→ YOUR GOAL
Reproduce each item below word for word, leaving out the pictures.

→ PROVIDED DATA
########

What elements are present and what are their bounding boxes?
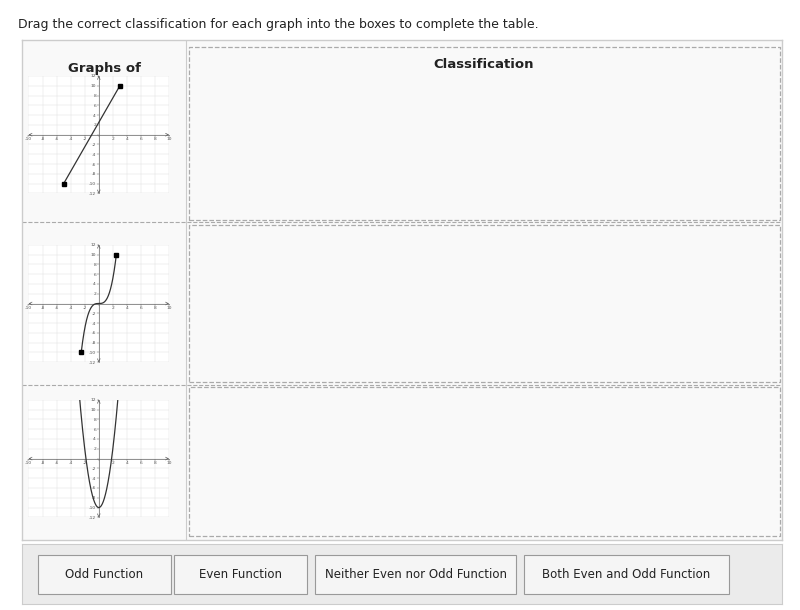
Text: Drag the correct classification for each graph into the boxes to complete the ta: Drag the correct classification for each…: [18, 18, 538, 31]
Text: Even Function: Even Function: [199, 568, 282, 581]
FancyBboxPatch shape: [38, 556, 170, 594]
Text: Classification: Classification: [434, 58, 534, 71]
Text: Neither Even nor Odd Function: Neither Even nor Odd Function: [325, 568, 506, 581]
FancyBboxPatch shape: [524, 556, 730, 594]
Text: Odd Function: Odd Function: [65, 568, 143, 581]
FancyBboxPatch shape: [174, 556, 307, 594]
Text: Graphs of
Functions: Graphs of Functions: [67, 62, 141, 92]
FancyBboxPatch shape: [315, 556, 517, 594]
Text: Both Even and Odd Function: Both Even and Odd Function: [542, 568, 710, 581]
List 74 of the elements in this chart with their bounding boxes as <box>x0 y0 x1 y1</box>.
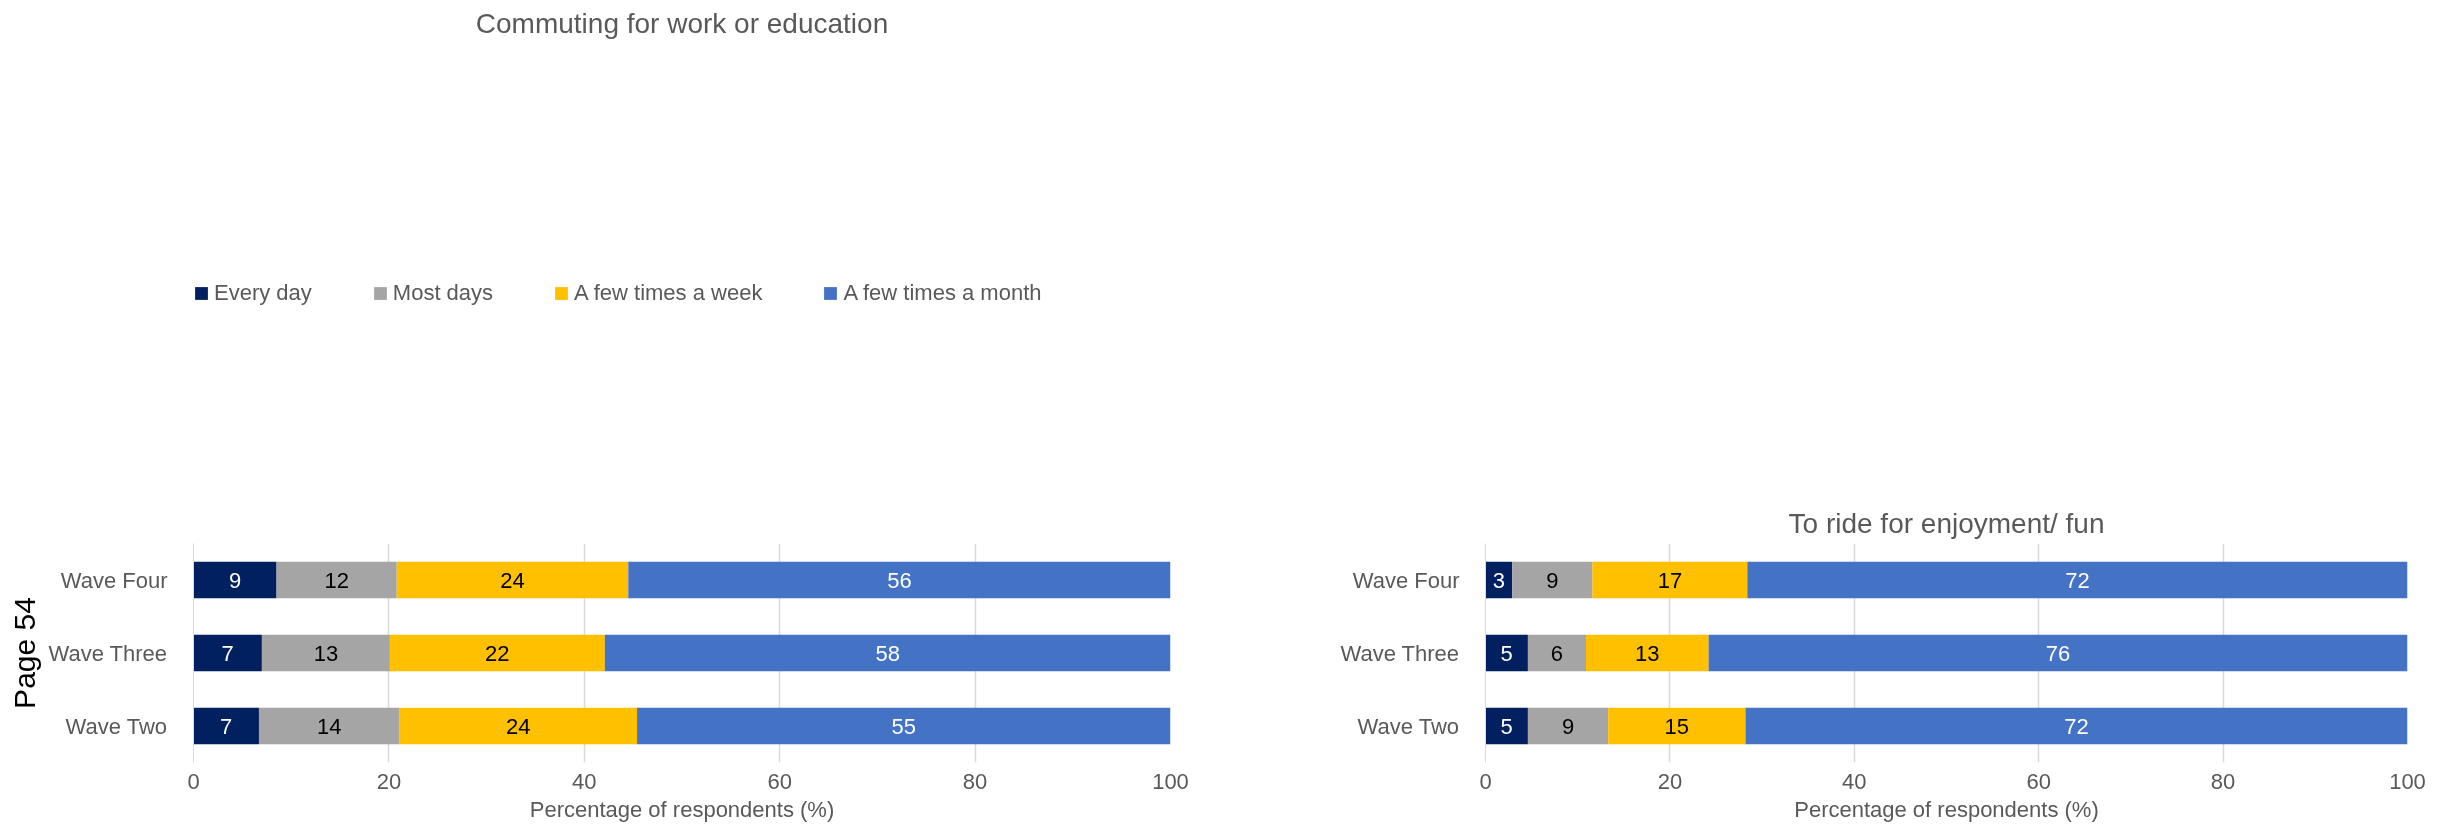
y-tick-label: Wave Four <box>1352 567 1460 593</box>
data-label: 58 <box>875 640 900 666</box>
x-tick-label: 40 <box>572 768 597 794</box>
x-tick-label: 0 <box>1479 768 1492 794</box>
x-tick-label: 20 <box>376 768 402 794</box>
data-label: 76 <box>2045 640 2071 666</box>
data-label: 6 <box>1550 640 1564 666</box>
bar <box>399 707 638 745</box>
legend-label: A few times a month <box>843 280 1042 306</box>
data-label: 55 <box>891 713 917 739</box>
bar <box>637 707 1171 745</box>
bar <box>1485 707 1528 745</box>
data-label: 12 <box>324 567 349 593</box>
legend-label: Every day <box>214 280 312 306</box>
bar <box>1592 561 1748 599</box>
bar <box>1527 634 1586 672</box>
x-tick-label: 60 <box>767 768 792 794</box>
x-axis-title: Percentage of respondents (%) <box>529 796 835 822</box>
bar <box>261 634 390 672</box>
bar <box>389 634 605 672</box>
x-tick-label: 100 <box>2389 768 2426 794</box>
bar <box>396 561 629 599</box>
data-label: 13 <box>313 640 339 666</box>
data-label: 15 <box>1664 713 1690 739</box>
data-label: 5 <box>1500 640 1513 666</box>
data-label: 72 <box>2064 713 2089 739</box>
bar <box>604 634 1171 672</box>
bar <box>1485 634 1528 672</box>
bar <box>1708 634 2408 672</box>
text: Page 54 <box>7 597 41 709</box>
data-label: 24 <box>506 713 531 739</box>
bar <box>1608 707 1746 745</box>
x-tick-label: 80 <box>962 768 988 794</box>
bar <box>1745 707 2408 745</box>
bar <box>628 561 1171 599</box>
data-label: 3 <box>1492 567 1505 593</box>
bar <box>276 561 397 599</box>
y-tick-label: Wave Three <box>1340 640 1460 666</box>
x-tick-label: 60 <box>2026 768 2051 794</box>
data-label: 7 <box>221 640 234 666</box>
x-axis-title: Percentage of respondents (%) <box>1794 796 2099 822</box>
data-label: 22 <box>485 640 510 666</box>
x-tick-label: 80 <box>2210 768 2236 794</box>
x-tick-label: 20 <box>1657 768 1683 794</box>
x-tick-label: 40 <box>1842 768 1867 794</box>
bar <box>193 707 259 745</box>
data-label: 5 <box>1500 713 1513 739</box>
y-tick-label: Wave Four <box>60 567 168 593</box>
chart-title: To ride for enjoyment/ fun <box>1788 507 2105 539</box>
legend-label: Most days <box>392 280 494 306</box>
chart-title: Commuting for work or education <box>475 7 889 39</box>
bar <box>1527 707 1609 745</box>
bar <box>1586 634 1709 672</box>
y-tick-label: Wave Three <box>48 640 168 666</box>
bar <box>258 707 400 745</box>
data-label: 9 <box>228 567 242 593</box>
data-label: 24 <box>500 567 525 593</box>
data-label: 9 <box>1546 567 1559 593</box>
data-label: 7 <box>220 713 233 739</box>
data-label: 14 <box>317 713 342 739</box>
bar <box>193 634 262 672</box>
bar <box>193 561 277 599</box>
data-label: 72 <box>2065 567 2090 593</box>
data-label: 9 <box>1561 713 1575 739</box>
x-tick-label: 100 <box>1152 768 1189 794</box>
bar <box>1747 561 2408 599</box>
data-label: 17 <box>1657 567 1683 593</box>
x-tick-label: 0 <box>187 768 200 794</box>
legend-label: A few times a week <box>574 280 763 306</box>
data-label: 13 <box>1635 640 1660 666</box>
y-tick-label: Wave Two <box>1357 713 1460 739</box>
data-label: 56 <box>887 567 912 593</box>
y-tick-label: Wave Two <box>65 713 168 739</box>
bar <box>1512 561 1593 599</box>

########

→ RESULT
What elements are present and what are their bounding boxes?
Text: Drag the correct classification for each graph into the boxes to complete the ta: Drag the correct classification for each…: [18, 18, 538, 31]
Text: Even Function: Even Function: [199, 568, 282, 581]
FancyBboxPatch shape: [38, 556, 170, 594]
Text: Classification: Classification: [434, 58, 534, 71]
Text: Neither Even nor Odd Function: Neither Even nor Odd Function: [325, 568, 506, 581]
FancyBboxPatch shape: [524, 556, 730, 594]
Text: Odd Function: Odd Function: [65, 568, 143, 581]
FancyBboxPatch shape: [174, 556, 307, 594]
Text: Graphs of
Functions: Graphs of Functions: [67, 62, 141, 92]
FancyBboxPatch shape: [315, 556, 517, 594]
Text: Both Even and Odd Function: Both Even and Odd Function: [542, 568, 710, 581]
List 74 of the elements in this chart with their bounding boxes as <box>x0 y0 x1 y1</box>.
y-tick-label: Wave Four <box>1352 567 1460 593</box>
data-label: 58 <box>875 640 900 666</box>
x-tick-label: 40 <box>572 768 597 794</box>
x-tick-label: 0 <box>1479 768 1492 794</box>
x-tick-label: 20 <box>376 768 402 794</box>
data-label: 76 <box>2045 640 2071 666</box>
data-label: 6 <box>1550 640 1564 666</box>
bar <box>399 707 638 745</box>
legend-label: A few times a month <box>843 280 1042 306</box>
data-label: 55 <box>891 713 917 739</box>
bar <box>637 707 1171 745</box>
bar <box>1485 707 1528 745</box>
data-label: 12 <box>324 567 349 593</box>
legend-label: Every day <box>214 280 312 306</box>
bar <box>1592 561 1748 599</box>
bar <box>1527 634 1586 672</box>
x-tick-label: 60 <box>767 768 792 794</box>
x-axis-title: Percentage of respondents (%) <box>529 796 835 822</box>
bar <box>261 634 390 672</box>
bar <box>389 634 605 672</box>
x-tick-label: 100 <box>2389 768 2426 794</box>
bar <box>396 561 629 599</box>
data-label: 13 <box>313 640 339 666</box>
data-label: 15 <box>1664 713 1690 739</box>
data-label: 5 <box>1500 640 1513 666</box>
data-label: 72 <box>2064 713 2089 739</box>
bar <box>604 634 1171 672</box>
bar <box>1485 634 1528 672</box>
bar <box>1708 634 2408 672</box>
text: Page 54 <box>7 597 41 709</box>
data-label: 24 <box>506 713 531 739</box>
bar <box>1608 707 1746 745</box>
x-tick-label: 80 <box>962 768 988 794</box>
bar <box>1745 707 2408 745</box>
bar <box>628 561 1171 599</box>
data-label: 3 <box>1492 567 1505 593</box>
bar <box>276 561 397 599</box>
y-tick-label: Wave Three <box>1340 640 1460 666</box>
x-tick-label: 60 <box>2026 768 2051 794</box>
data-label: 7 <box>221 640 234 666</box>
x-axis-title: Percentage of respondents (%) <box>1794 796 2099 822</box>
data-label: 22 <box>485 640 510 666</box>
x-tick-label: 80 <box>2210 768 2236 794</box>
x-tick-label: 20 <box>1657 768 1683 794</box>
x-tick-label: 40 <box>1842 768 1867 794</box>
bar <box>193 707 259 745</box>
data-label: 5 <box>1500 713 1513 739</box>
y-tick-label: Wave Four <box>60 567 168 593</box>
chart-title: To ride for enjoyment/ fun <box>1788 507 2105 539</box>
legend-label: Most days <box>392 280 494 306</box>
chart-title: Commuting for work or education <box>475 7 889 39</box>
bar <box>1527 707 1609 745</box>
bar <box>1586 634 1709 672</box>
y-tick-label: Wave Three <box>48 640 168 666</box>
bar <box>258 707 400 745</box>
data-label: 9 <box>228 567 242 593</box>
data-label: 24 <box>500 567 525 593</box>
data-label: 9 <box>1546 567 1559 593</box>
data-label: 7 <box>220 713 233 739</box>
data-label: 14 <box>317 713 342 739</box>
bar <box>193 634 262 672</box>
bar <box>193 561 277 599</box>
data-label: 72 <box>2065 567 2090 593</box>
data-label: 9 <box>1561 713 1575 739</box>
x-tick-label: 100 <box>1152 768 1189 794</box>
bar <box>1747 561 2408 599</box>
data-label: 17 <box>1657 567 1683 593</box>
x-tick-label: 0 <box>187 768 200 794</box>
legend-label: A few times a week <box>574 280 763 306</box>
data-label: 13 <box>1635 640 1660 666</box>
y-tick-label: Wave Two <box>1357 713 1460 739</box>
data-label: 56 <box>887 567 912 593</box>
y-tick-label: Wave Two <box>65 713 168 739</box>
bar <box>1512 561 1593 599</box>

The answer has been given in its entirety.